Written exercise
Find how many lines of the listing include the string "values", and report only that figure.

Source records
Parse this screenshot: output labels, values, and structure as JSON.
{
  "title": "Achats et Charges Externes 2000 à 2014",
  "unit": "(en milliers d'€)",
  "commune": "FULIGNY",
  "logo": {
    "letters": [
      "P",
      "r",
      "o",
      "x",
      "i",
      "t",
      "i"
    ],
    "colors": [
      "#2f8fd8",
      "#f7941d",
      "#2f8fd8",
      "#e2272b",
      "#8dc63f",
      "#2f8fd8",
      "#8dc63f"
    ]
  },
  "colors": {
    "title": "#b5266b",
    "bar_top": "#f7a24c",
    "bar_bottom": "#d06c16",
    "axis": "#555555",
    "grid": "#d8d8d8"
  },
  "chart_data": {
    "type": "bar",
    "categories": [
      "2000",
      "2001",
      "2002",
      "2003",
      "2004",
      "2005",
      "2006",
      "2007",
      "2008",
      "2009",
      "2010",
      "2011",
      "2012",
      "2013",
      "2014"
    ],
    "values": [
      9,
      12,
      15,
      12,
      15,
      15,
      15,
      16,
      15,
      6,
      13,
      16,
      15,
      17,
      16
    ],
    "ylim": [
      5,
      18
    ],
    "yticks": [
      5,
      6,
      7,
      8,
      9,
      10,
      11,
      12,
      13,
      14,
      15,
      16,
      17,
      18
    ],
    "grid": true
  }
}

Task result
2